** BEGIN **

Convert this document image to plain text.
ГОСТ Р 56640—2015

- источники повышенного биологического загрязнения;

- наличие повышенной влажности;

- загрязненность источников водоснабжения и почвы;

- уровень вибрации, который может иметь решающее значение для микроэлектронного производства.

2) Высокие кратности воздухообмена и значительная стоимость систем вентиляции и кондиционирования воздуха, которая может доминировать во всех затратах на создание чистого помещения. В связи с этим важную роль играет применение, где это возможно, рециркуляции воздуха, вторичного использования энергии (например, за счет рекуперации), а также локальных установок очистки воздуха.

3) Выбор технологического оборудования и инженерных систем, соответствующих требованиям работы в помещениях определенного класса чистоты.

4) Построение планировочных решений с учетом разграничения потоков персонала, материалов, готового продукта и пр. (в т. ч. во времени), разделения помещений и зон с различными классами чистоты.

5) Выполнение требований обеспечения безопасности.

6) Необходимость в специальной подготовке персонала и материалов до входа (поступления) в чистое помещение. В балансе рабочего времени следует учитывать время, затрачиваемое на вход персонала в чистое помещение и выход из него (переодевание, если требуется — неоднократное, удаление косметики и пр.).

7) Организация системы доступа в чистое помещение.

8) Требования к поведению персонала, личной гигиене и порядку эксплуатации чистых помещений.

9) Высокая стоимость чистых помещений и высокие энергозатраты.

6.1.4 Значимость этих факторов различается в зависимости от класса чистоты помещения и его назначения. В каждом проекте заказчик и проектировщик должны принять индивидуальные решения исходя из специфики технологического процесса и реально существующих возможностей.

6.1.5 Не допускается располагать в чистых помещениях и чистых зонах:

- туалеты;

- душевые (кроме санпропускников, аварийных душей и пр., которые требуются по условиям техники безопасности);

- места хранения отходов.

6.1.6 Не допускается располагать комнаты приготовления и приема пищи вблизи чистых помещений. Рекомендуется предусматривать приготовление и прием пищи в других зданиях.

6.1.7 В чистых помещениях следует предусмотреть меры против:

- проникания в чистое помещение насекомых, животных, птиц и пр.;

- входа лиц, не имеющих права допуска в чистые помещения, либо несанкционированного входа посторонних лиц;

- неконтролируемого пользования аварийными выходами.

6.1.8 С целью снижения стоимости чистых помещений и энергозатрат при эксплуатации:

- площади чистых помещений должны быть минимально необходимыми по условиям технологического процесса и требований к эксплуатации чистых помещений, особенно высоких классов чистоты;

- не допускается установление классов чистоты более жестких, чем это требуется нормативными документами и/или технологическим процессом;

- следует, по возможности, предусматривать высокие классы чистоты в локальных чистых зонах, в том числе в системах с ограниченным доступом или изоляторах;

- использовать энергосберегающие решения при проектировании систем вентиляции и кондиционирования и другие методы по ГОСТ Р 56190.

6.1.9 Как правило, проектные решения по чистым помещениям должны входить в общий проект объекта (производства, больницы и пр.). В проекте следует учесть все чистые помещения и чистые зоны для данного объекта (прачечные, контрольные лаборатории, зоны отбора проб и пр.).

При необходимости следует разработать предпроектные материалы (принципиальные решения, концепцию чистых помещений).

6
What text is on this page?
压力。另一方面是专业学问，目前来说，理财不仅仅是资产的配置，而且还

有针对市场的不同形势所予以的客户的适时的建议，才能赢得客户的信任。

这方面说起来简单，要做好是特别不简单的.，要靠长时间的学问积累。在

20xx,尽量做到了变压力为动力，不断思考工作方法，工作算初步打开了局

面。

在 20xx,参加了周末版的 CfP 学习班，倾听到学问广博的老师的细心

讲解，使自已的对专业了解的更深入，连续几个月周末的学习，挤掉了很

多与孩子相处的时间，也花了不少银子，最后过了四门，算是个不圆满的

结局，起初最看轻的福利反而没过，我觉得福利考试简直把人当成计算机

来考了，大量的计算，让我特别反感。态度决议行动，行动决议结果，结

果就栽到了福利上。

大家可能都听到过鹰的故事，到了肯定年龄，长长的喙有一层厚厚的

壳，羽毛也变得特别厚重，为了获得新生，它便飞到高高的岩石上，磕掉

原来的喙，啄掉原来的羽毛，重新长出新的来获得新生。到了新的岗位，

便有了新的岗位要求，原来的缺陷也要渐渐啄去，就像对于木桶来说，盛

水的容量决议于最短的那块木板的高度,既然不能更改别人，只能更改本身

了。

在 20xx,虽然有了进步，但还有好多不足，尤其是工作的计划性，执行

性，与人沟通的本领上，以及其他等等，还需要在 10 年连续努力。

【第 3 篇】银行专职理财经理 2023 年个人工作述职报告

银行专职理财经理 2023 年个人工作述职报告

** END **

Objective: Identify each line in the entries with the word "классов" and copy it.

The result:
- площади чистых помещений должны быть минимально необходимыми по условиям технологического процесса и требований к эксплуатации чистых помещений, особенно высоких классов чистоты;
- не допускается установление классов чистоты более жестких, чем это требуется нормативными документами и/или технологическим процессом;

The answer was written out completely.